Instruction:
Write the data out again exactly, with no pictures.

Data entries
------------------------------

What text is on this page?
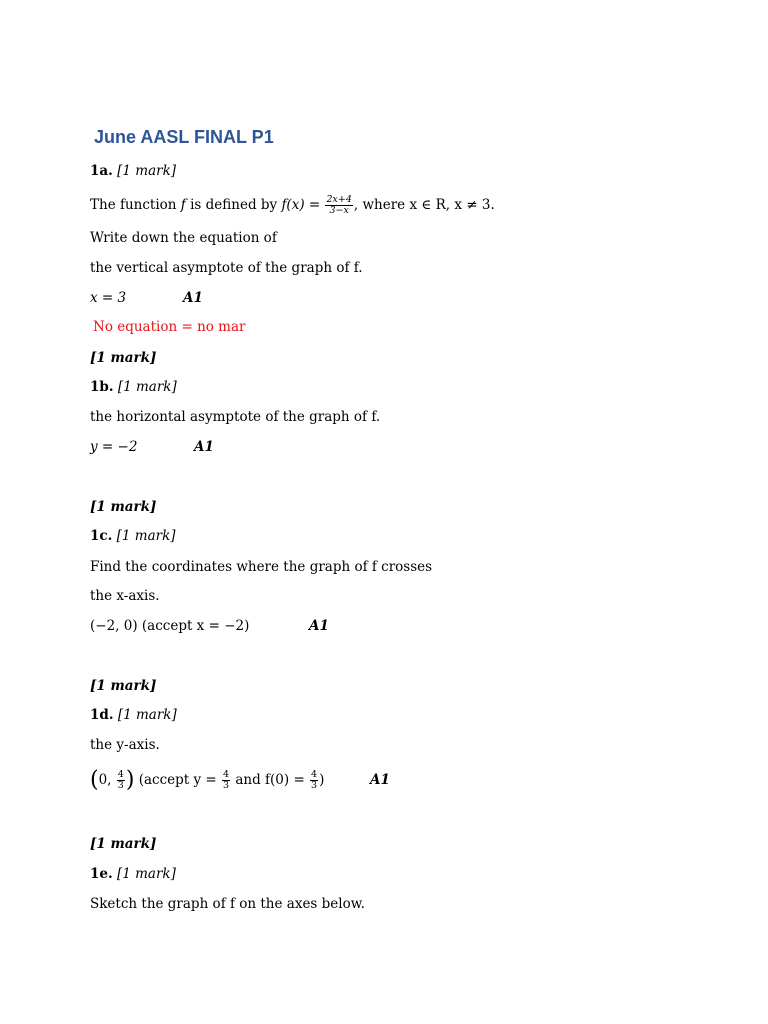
June AASL FINAL P1
1a. [1 mark]
The function f is defined by $f(x) = \frac{2x+4}{3-x}$ , where x ∈ R, x ≠ 3.
Write down the equation of
the vertical asymptote of the graph of f.
x = 3	A1
No equation = no mar
[1 mark]
1b. [1 mark]
the horizontal asymptote of the graph of f.
y = −2	A1
[1 mark]
1c. [1 mark]
Find the coordinates where the graph of f crosses
the x-axis.
(−2, 0) (accept x = −2)	A1
[1 mark]
1d. [1 mark]
the y-axis.
(0, $\frac{4}{3}$ ) (accept $y = \frac{4}{3}$ and $f(0) = \frac{4}{3}$ )	A1
[1 mark]
1e. [1 mark]
Sketch the graph of f on the axes below.
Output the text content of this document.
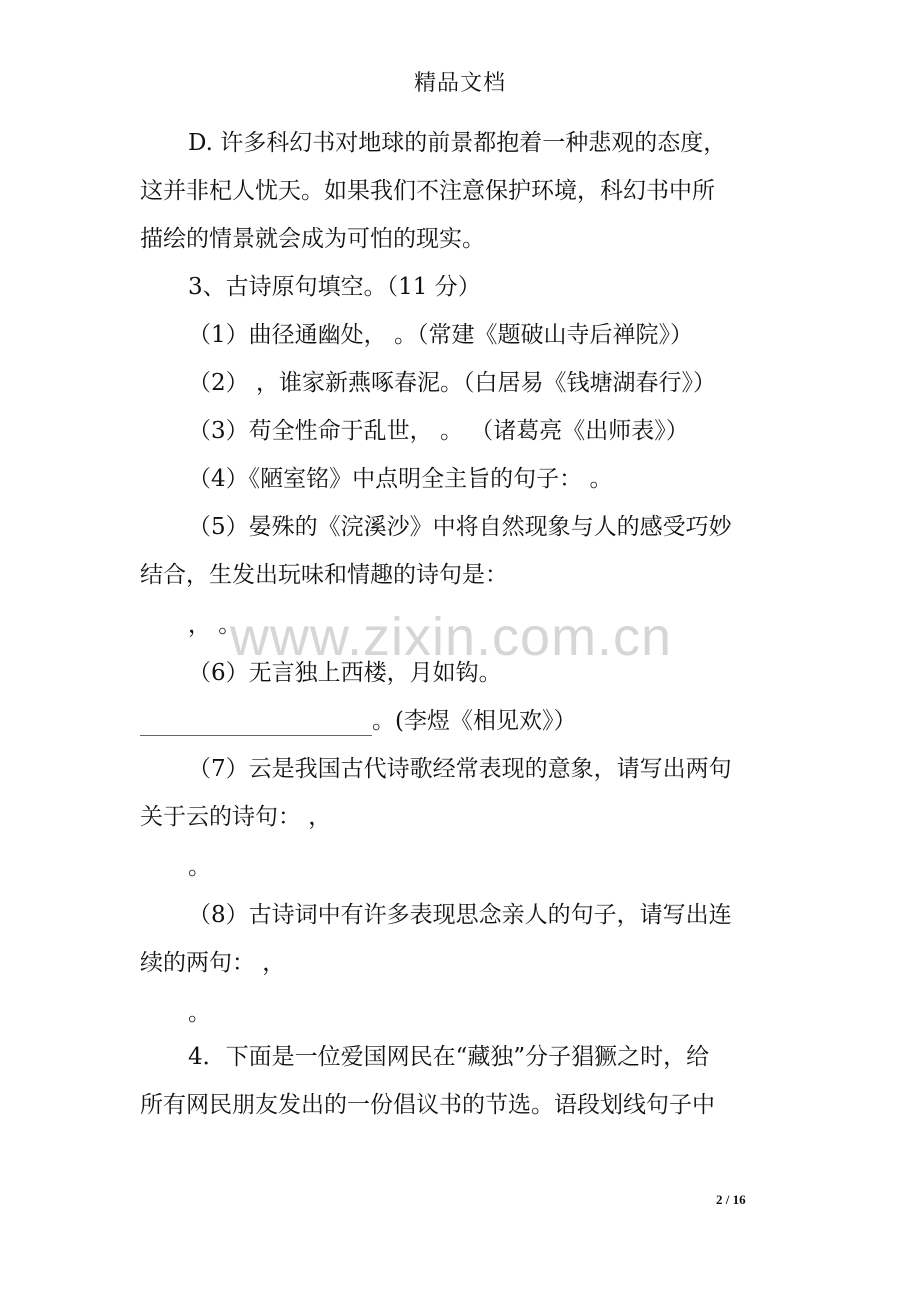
精品文档
D. 许多科幻书对地球的前景都抱着一种悲观的态度，
这并非杞人忧天。如果我们不注意保护环境，科幻书中所
描绘的情景就会成为可怕的现实。
3、古诗原句填空。（11 分）
（1）曲径通幽处， 。（常建《题破山寺后禅院》）
（2） ，谁家新燕啄春泥。（白居易《钱塘湖春行》）
（3）苟全性命于乱世， 。 （诸葛亮《出师表》）
（4）《陋室铭》中点明全主旨的句子： 。
（5）晏殊的《浣溪沙》中将自然现象与人的感受巧妙
结合，生发出玩味和情趣的诗句是：
， 。
（6）无言独上西楼，月如钩。
。(李煜《相见欢》）
（7）云是我国古代诗歌经常表现的意象，请写出两句
关于云的诗句： ，
。
（8）古诗词中有许多表现思念亲人的句子，请写出连
续的两句： ，
。
4．下面是一位爱国网民在“藏独”分子猖獗之时，给
所有网民朋友发出的一份倡议书的节选。语段划线句子中
www.zixin.com.cn
2 / 16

------------------------------

Output:
What text is on this page?
June AASL FINAL P1
1a. [1 mark]
The function f is defined by $f(x) = \frac{2x+4}{3-x}$ , where x ∈ R, x ≠ 3.
Write down the equation of
the vertical asymptote of the graph of f.
x = 3	A1
No equation = no mar
[1 mark]
1b. [1 mark]
the horizontal asymptote of the graph of f.
y = −2	A1
[1 mark]
1c. [1 mark]
Find the coordinates where the graph of f crosses
the x-axis.
(−2, 0) (accept x = −2)	A1
[1 mark]
1d. [1 mark]
the y-axis.
(0, $\frac{4}{3}$ ) (accept $y = \frac{4}{3}$ and $f(0) = \frac{4}{3}$ )	A1
[1 mark]
1e. [1 mark]
Sketch the graph of f on the axes below.
Output the text content of this document.
精品文档
D. 许多科幻书对地球的前景都抱着一种悲观的态度，
这并非杞人忧天。如果我们不注意保护环境，科幻书中所
描绘的情景就会成为可怕的现实。
3、古诗原句填空。（11 分）
（1）曲径通幽处， 。（常建《题破山寺后禅院》）
（2） ，谁家新燕啄春泥。（白居易《钱塘湖春行》）
（3）苟全性命于乱世， 。 （诸葛亮《出师表》）
（4）《陋室铭》中点明全主旨的句子： 。
（5）晏殊的《浣溪沙》中将自然现象与人的感受巧妙
结合，生发出玩味和情趣的诗句是：
， 。
（6）无言独上西楼，月如钩。
。(李煜《相见欢》）
（7）云是我国古代诗歌经常表现的意象，请写出两句
关于云的诗句： ，
。
（8）古诗词中有许多表现思念亲人的句子，请写出连
续的两句： ，
。
4．下面是一位爱国网民在“藏独”分子猖獗之时，给
所有网民朋友发出的一份倡议书的节选。语段划线句子中
www.zixin.com.cn
2 / 16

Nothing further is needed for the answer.